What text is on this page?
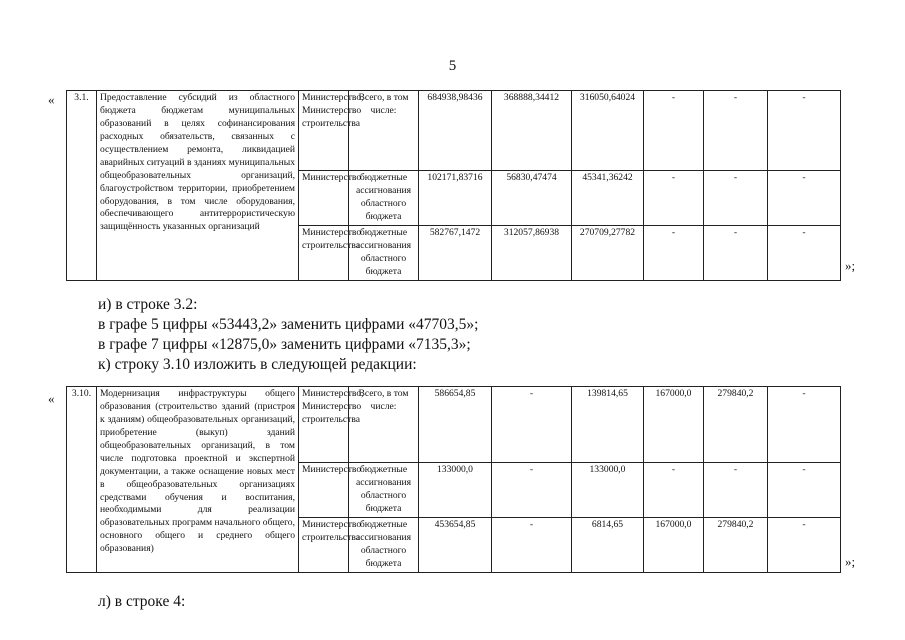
5
« 3.1.	Предоставление субсидий из областного бюджета бюджетам муниципальных образований в целях софинансирования расходных обязательств, связанных с осуществлением ремонта, ликвидацией аварийных ситуаций в зданиях муниципальных общеобразовательных организаций, благоустройством территории, приобретением оборудования, в том числе оборудования, обеспечивающего антитеррористическую защищённость указанных организаций	Министерство, Министерство строительства	Всего, в том числе:	684938,98436	368888,34412	316050,64024	-	-	-
		Министерство	бюджетные ассигнования областного бюджета	102171,83716	56830,47474	45341,36242	-	-	-
		Министерство строительства	бюджетные ассигнования областного бюджета	582767,1472	312057,86938	270709,27782	-	-	-
»;
и) в строке 3.2:
в графе 5 цифры «53443,2» заменить цифрами «47703,5»;
в графе 7 цифры «12875,0» заменить цифрами «7135,3»;
к) строку 3.10 изложить в следующей редакции:
« 3.10.	Модернизация инфраструктуры общего образования (строительство зданий (пристроя к зданиям) общеобразовательных организаций, приобретение (выкуп) зданий общеобразовательных организаций, в том числе подготовка проектной и экспертной документации, а также оснащение новых мест в общеобразовательных организациях средствами обучения и воспитания, необходимыми для реализации образовательных программ начального общего, основного общего и среднего общего образования)	Министерство, Министерство строительства	Всего, в том числе:	586654,85	-	139814,65	167000,0	279840,2	-
		Министерство	бюджетные ассигнования областного бюджета	133000,0	-	133000,0	-	-	-
		Министерство строительства	бюджетные ассигнования областного бюджета	453654,85	-	6814,65	167000,0	279840,2	-
»;
л) в строке 4:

__WORK TO COMPLETE__.
The listing above must be printed again exactly, minus its pictures.

__ANSWER FOR THE TASK__.
What text is on this page?
5
« 3.1.	Предоставление субсидий из областного бюджета бюджетам муниципальных образований в целях софинансирования расходных обязательств, связанных с осуществлением ремонта, ликвидацией аварийных ситуаций в зданиях муниципальных общеобразовательных организаций, благоустройством территории, приобретением оборудования, в том числе оборудования, обеспечивающего антитеррористическую защищённость указанных организаций	Министерство, Министерство строительства	Всего, в том числе:	684938,98436	368888,34412	316050,64024	-	-	-
		Министерство	бюджетные ассигнования областного бюджета	102171,83716	56830,47474	45341,36242	-	-	-
		Министерство строительства	бюджетные ассигнования областного бюджета	582767,1472	312057,86938	270709,27782	-	-	-
»;
и) в строке 3.2:
в графе 5 цифры «53443,2» заменить цифрами «47703,5»;
в графе 7 цифры «12875,0» заменить цифрами «7135,3»;
к) строку 3.10 изложить в следующей редакции:
« 3.10.	Модернизация инфраструктуры общего образования (строительство зданий (пристроя к зданиям) общеобразовательных организаций, приобретение (выкуп) зданий общеобразовательных организаций, в том числе подготовка проектной и экспертной документации, а также оснащение новых мест в общеобразовательных организациях средствами обучения и воспитания, необходимыми для реализации образовательных программ начального общего, основного общего и среднего общего образования)	Министерство, Министерство строительства	Всего, в том числе:	586654,85	-	139814,65	167000,0	279840,2	-
		Министерство	бюджетные ассигнования областного бюджета	133000,0	-	133000,0	-	-	-
		Министерство строительства	бюджетные ассигнования областного бюджета	453654,85	-	6814,65	167000,0	279840,2	-
»;
л) в строке 4:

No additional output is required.